▶ **Brief**: In the records below, locate the line containing "Output the underlying", then extract it and all following lines exactly, ending with the last line.

start

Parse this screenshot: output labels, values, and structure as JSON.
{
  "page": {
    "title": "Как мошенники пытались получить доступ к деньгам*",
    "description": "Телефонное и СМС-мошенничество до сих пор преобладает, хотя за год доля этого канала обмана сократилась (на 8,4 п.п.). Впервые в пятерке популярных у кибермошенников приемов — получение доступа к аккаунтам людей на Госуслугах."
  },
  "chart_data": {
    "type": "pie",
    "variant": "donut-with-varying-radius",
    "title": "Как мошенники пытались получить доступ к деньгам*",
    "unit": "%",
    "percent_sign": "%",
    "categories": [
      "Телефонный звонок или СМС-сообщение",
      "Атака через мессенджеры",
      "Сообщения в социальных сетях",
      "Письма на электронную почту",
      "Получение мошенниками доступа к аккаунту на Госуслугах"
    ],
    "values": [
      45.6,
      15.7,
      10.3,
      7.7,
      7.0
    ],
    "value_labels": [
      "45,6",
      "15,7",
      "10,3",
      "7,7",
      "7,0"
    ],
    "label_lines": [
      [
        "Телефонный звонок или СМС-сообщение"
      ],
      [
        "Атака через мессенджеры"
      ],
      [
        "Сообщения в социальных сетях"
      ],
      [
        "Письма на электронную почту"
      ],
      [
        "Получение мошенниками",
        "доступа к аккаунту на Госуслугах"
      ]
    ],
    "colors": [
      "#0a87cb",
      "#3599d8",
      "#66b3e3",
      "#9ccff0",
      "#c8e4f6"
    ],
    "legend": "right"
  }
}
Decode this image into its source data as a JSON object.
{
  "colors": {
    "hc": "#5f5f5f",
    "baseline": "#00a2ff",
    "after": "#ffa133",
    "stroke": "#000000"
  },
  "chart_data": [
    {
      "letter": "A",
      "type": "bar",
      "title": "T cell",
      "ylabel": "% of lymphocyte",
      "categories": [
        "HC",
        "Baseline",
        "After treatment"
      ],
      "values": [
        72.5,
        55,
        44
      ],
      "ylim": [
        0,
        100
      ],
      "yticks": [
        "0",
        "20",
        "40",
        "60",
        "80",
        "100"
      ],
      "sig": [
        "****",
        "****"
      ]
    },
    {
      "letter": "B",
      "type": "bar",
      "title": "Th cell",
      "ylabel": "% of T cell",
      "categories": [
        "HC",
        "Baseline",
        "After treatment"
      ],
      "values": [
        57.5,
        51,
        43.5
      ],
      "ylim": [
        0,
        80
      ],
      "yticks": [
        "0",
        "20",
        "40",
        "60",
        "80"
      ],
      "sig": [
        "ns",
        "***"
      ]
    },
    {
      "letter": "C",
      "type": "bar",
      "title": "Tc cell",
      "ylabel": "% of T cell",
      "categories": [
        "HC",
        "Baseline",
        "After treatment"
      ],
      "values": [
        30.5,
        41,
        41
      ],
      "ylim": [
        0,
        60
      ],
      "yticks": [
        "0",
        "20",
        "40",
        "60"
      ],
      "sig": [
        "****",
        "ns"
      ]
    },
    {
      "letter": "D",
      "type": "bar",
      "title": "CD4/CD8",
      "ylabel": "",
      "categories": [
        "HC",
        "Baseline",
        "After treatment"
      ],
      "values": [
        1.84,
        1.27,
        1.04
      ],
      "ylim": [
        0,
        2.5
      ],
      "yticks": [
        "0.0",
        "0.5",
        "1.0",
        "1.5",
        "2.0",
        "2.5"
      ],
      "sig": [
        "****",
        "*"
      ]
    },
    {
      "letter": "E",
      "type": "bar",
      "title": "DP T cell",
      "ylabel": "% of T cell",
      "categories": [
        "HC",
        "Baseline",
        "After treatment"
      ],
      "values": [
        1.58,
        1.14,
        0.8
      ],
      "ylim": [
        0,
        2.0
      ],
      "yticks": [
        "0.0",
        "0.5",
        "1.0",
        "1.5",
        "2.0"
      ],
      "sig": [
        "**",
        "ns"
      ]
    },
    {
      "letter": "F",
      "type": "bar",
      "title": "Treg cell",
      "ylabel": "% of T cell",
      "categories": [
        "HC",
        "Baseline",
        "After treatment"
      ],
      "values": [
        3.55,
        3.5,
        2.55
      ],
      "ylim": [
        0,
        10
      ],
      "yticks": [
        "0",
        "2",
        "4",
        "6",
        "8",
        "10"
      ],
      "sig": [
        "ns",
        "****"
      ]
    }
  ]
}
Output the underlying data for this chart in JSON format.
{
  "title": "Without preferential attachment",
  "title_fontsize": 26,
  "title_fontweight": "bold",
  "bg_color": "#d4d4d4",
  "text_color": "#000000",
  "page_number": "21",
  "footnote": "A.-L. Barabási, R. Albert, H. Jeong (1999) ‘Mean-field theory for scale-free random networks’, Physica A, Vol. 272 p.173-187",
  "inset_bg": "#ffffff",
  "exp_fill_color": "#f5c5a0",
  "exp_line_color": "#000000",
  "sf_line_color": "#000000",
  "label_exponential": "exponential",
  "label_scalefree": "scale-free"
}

end

▶ **Result of the task**:
Output the underlying data for this chart in JSON format.
{
  "title": "Without preferential attachment",
  "title_fontsize": 26,
  "title_fontweight": "bold",
  "bg_color": "#d4d4d4",
  "text_color": "#000000",
  "page_number": "21",
  "footnote": "A.-L. Barabási, R. Albert, H. Jeong (1999) ‘Mean-field theory for scale-free random networks’, Physica A, Vol. 272 p.173-187",
  "inset_bg": "#ffffff",
  "exp_fill_color": "#f5c5a0",
  "exp_line_color": "#000000",
  "sf_line_color": "#000000",
  "label_exponential": "exponential",
  "label_scalefree": "scale-free"
}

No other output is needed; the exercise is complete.